• [SET EXERCISE]: Return the entire report on political opera word for word.

How about al-Qaeda the Opera, or Mozart in combat fatigues, or the history of the atom bomb in song?
There are growing voices who say opera should become more politically engaged - while traditionalists want to keep it just as it is.
But Mozart and his contemporaries regularly used politics as subjects for their arias and a soprano singing about world affairs is not quite as silly as it might seem.
David Sillito reported.
(The libretto for Manifest Destiny was written by Dic Edwards.)
DAVID SILLITO:
An exclusive preview of
Manifest Destiny, a sort
of Al-Qaeda, the Opera.
The plot revolves around
Leila and the problems
caused when she forsakes
life as a poet in north
London to become a suicide
bomber. It's an opera written
to challenge politicians
and the opera houses.
KEITH BURSTEIN:
The whole idiom of opera
must do that in fact, if it
is to survive. If it is to
become relevant to the present
day. If the boundaries, the
perceived boundaries, of opera
and elitism are to be broken
down then it must address our
contemporary world.

(Saved entries)

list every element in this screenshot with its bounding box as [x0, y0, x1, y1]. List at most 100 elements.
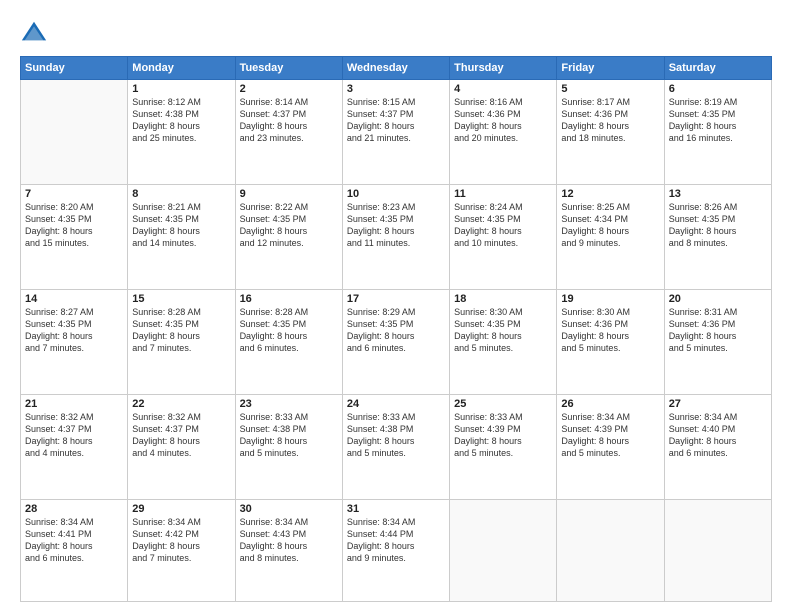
calendar-cell: 24Sunrise: 8:33 AM Sunset: 4:38 PM Dayli… — [342, 394, 449, 499]
calendar-day-header: Friday — [557, 57, 664, 80]
day-info: Sunrise: 8:23 AM Sunset: 4:35 PM Dayligh… — [347, 201, 445, 250]
day-number: 23 — [240, 398, 338, 410]
day-number: 16 — [240, 293, 338, 305]
calendar-week-row: 28Sunrise: 8:34 AM Sunset: 4:41 PM Dayli… — [21, 499, 772, 601]
calendar-cell: 6Sunrise: 8:19 AM Sunset: 4:35 PM Daylig… — [664, 80, 771, 185]
page: SundayMondayTuesdayWednesdayThursdayFrid… — [0, 0, 792, 612]
day-info: Sunrise: 8:33 AM Sunset: 4:39 PM Dayligh… — [454, 411, 552, 460]
day-info: Sunrise: 8:25 AM Sunset: 4:34 PM Dayligh… — [561, 201, 659, 250]
calendar-week-row: 7Sunrise: 8:20 AM Sunset: 4:35 PM Daylig… — [21, 184, 772, 289]
day-info: Sunrise: 8:16 AM Sunset: 4:36 PM Dayligh… — [454, 96, 552, 145]
day-number: 18 — [454, 293, 552, 305]
calendar-cell: 22Sunrise: 8:32 AM Sunset: 4:37 PM Dayli… — [128, 394, 235, 499]
calendar-cell: 15Sunrise: 8:28 AM Sunset: 4:35 PM Dayli… — [128, 289, 235, 394]
calendar-cell — [450, 499, 557, 601]
calendar-cell: 23Sunrise: 8:33 AM Sunset: 4:38 PM Dayli… — [235, 394, 342, 499]
day-number: 29 — [132, 503, 230, 515]
day-number: 2 — [240, 83, 338, 95]
day-number: 3 — [347, 83, 445, 95]
day-info: Sunrise: 8:20 AM Sunset: 4:35 PM Dayligh… — [25, 201, 123, 250]
day-number: 1 — [132, 83, 230, 95]
calendar-week-row: 1Sunrise: 8:12 AM Sunset: 4:38 PM Daylig… — [21, 80, 772, 185]
calendar-cell: 3Sunrise: 8:15 AM Sunset: 4:37 PM Daylig… — [342, 80, 449, 185]
day-number: 26 — [561, 398, 659, 410]
calendar-cell: 9Sunrise: 8:22 AM Sunset: 4:35 PM Daylig… — [235, 184, 342, 289]
day-info: Sunrise: 8:33 AM Sunset: 4:38 PM Dayligh… — [240, 411, 338, 460]
day-info: Sunrise: 8:33 AM Sunset: 4:38 PM Dayligh… — [347, 411, 445, 460]
day-number: 9 — [240, 188, 338, 200]
day-number: 13 — [669, 188, 767, 200]
day-info: Sunrise: 8:34 AM Sunset: 4:39 PM Dayligh… — [561, 411, 659, 460]
logo-icon — [20, 18, 48, 46]
day-number: 8 — [132, 188, 230, 200]
day-info: Sunrise: 8:15 AM Sunset: 4:37 PM Dayligh… — [347, 96, 445, 145]
calendar-cell: 20Sunrise: 8:31 AM Sunset: 4:36 PM Dayli… — [664, 289, 771, 394]
calendar-week-row: 21Sunrise: 8:32 AM Sunset: 4:37 PM Dayli… — [21, 394, 772, 499]
day-number: 14 — [25, 293, 123, 305]
calendar-cell: 12Sunrise: 8:25 AM Sunset: 4:34 PM Dayli… — [557, 184, 664, 289]
day-info: Sunrise: 8:32 AM Sunset: 4:37 PM Dayligh… — [132, 411, 230, 460]
calendar-cell: 17Sunrise: 8:29 AM Sunset: 4:35 PM Dayli… — [342, 289, 449, 394]
calendar-cell: 16Sunrise: 8:28 AM Sunset: 4:35 PM Dayli… — [235, 289, 342, 394]
calendar-table: SundayMondayTuesdayWednesdayThursdayFrid… — [20, 56, 772, 602]
calendar-cell — [21, 80, 128, 185]
calendar-cell: 18Sunrise: 8:30 AM Sunset: 4:35 PM Dayli… — [450, 289, 557, 394]
day-info: Sunrise: 8:14 AM Sunset: 4:37 PM Dayligh… — [240, 96, 338, 145]
day-info: Sunrise: 8:28 AM Sunset: 4:35 PM Dayligh… — [132, 306, 230, 355]
calendar-day-header: Thursday — [450, 57, 557, 80]
calendar-cell: 28Sunrise: 8:34 AM Sunset: 4:41 PM Dayli… — [21, 499, 128, 601]
day-info: Sunrise: 8:19 AM Sunset: 4:35 PM Dayligh… — [669, 96, 767, 145]
day-number: 7 — [25, 188, 123, 200]
day-number: 31 — [347, 503, 445, 515]
day-number: 21 — [25, 398, 123, 410]
day-info: Sunrise: 8:12 AM Sunset: 4:38 PM Dayligh… — [132, 96, 230, 145]
calendar-cell: 31Sunrise: 8:34 AM Sunset: 4:44 PM Dayli… — [342, 499, 449, 601]
day-number: 27 — [669, 398, 767, 410]
calendar-cell: 5Sunrise: 8:17 AM Sunset: 4:36 PM Daylig… — [557, 80, 664, 185]
day-info: Sunrise: 8:34 AM Sunset: 4:44 PM Dayligh… — [347, 516, 445, 565]
day-number: 22 — [132, 398, 230, 410]
calendar-day-header: Saturday — [664, 57, 771, 80]
day-number: 25 — [454, 398, 552, 410]
day-info: Sunrise: 8:21 AM Sunset: 4:35 PM Dayligh… — [132, 201, 230, 250]
day-info: Sunrise: 8:27 AM Sunset: 4:35 PM Dayligh… — [25, 306, 123, 355]
day-info: Sunrise: 8:30 AM Sunset: 4:35 PM Dayligh… — [454, 306, 552, 355]
calendar-week-row: 14Sunrise: 8:27 AM Sunset: 4:35 PM Dayli… — [21, 289, 772, 394]
day-number: 30 — [240, 503, 338, 515]
calendar-cell: 26Sunrise: 8:34 AM Sunset: 4:39 PM Dayli… — [557, 394, 664, 499]
calendar-day-header: Tuesday — [235, 57, 342, 80]
calendar-cell: 14Sunrise: 8:27 AM Sunset: 4:35 PM Dayli… — [21, 289, 128, 394]
calendar-cell: 4Sunrise: 8:16 AM Sunset: 4:36 PM Daylig… — [450, 80, 557, 185]
day-number: 11 — [454, 188, 552, 200]
day-info: Sunrise: 8:34 AM Sunset: 4:41 PM Dayligh… — [25, 516, 123, 565]
calendar-cell: 29Sunrise: 8:34 AM Sunset: 4:42 PM Dayli… — [128, 499, 235, 601]
calendar-cell: 25Sunrise: 8:33 AM Sunset: 4:39 PM Dayli… — [450, 394, 557, 499]
calendar-cell: 1Sunrise: 8:12 AM Sunset: 4:38 PM Daylig… — [128, 80, 235, 185]
day-number: 17 — [347, 293, 445, 305]
calendar-header-row: SundayMondayTuesdayWednesdayThursdayFrid… — [21, 57, 772, 80]
day-info: Sunrise: 8:34 AM Sunset: 4:43 PM Dayligh… — [240, 516, 338, 565]
calendar-day-header: Sunday — [21, 57, 128, 80]
calendar-cell: 7Sunrise: 8:20 AM Sunset: 4:35 PM Daylig… — [21, 184, 128, 289]
day-info: Sunrise: 8:34 AM Sunset: 4:40 PM Dayligh… — [669, 411, 767, 460]
day-number: 10 — [347, 188, 445, 200]
day-number: 6 — [669, 83, 767, 95]
day-number: 20 — [669, 293, 767, 305]
day-info: Sunrise: 8:32 AM Sunset: 4:37 PM Dayligh… — [25, 411, 123, 460]
day-number: 19 — [561, 293, 659, 305]
logo — [20, 18, 52, 46]
day-number: 12 — [561, 188, 659, 200]
calendar-cell: 19Sunrise: 8:30 AM Sunset: 4:36 PM Dayli… — [557, 289, 664, 394]
calendar-cell: 11Sunrise: 8:24 AM Sunset: 4:35 PM Dayli… — [450, 184, 557, 289]
day-info: Sunrise: 8:22 AM Sunset: 4:35 PM Dayligh… — [240, 201, 338, 250]
calendar-day-header: Wednesday — [342, 57, 449, 80]
day-info: Sunrise: 8:31 AM Sunset: 4:36 PM Dayligh… — [669, 306, 767, 355]
day-number: 15 — [132, 293, 230, 305]
day-info: Sunrise: 8:28 AM Sunset: 4:35 PM Dayligh… — [240, 306, 338, 355]
header — [20, 18, 772, 46]
day-number: 28 — [25, 503, 123, 515]
calendar-cell — [664, 499, 771, 601]
calendar-cell: 21Sunrise: 8:32 AM Sunset: 4:37 PM Dayli… — [21, 394, 128, 499]
day-info: Sunrise: 8:17 AM Sunset: 4:36 PM Dayligh… — [561, 96, 659, 145]
calendar-day-header: Monday — [128, 57, 235, 80]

• [FINISHED ANSWER]:
How about al-Qaeda the Opera, or Mozart in combat fatigues, or the history of the atom bomb in song?
There are growing voices who say opera should become more politically engaged - while traditionalists want to keep it just as it is.
But Mozart and his contemporaries regularly used politics as subjects for their arias and a soprano singing about world affairs is not quite as silly as it might seem.
David Sillito reported.
(The libretto for Manifest Destiny was written by Dic Edwards.)
DAVID SILLITO:
An exclusive preview of
Manifest Destiny, a sort
of Al-Qaeda, the Opera.
The plot revolves around
Leila and the problems
caused when she forsakes
life as a poet in north
London to become a suicide
bomber. It's an opera written
to challenge politicians
and the opera houses.
KEITH BURSTEIN:
The whole idiom of opera
must do that in fact, if it
is to survive. If it is to
become relevant to the present
day. If the boundaries, the
perceived boundaries, of opera
and elitism are to be broken
down then it must address our
contemporary world.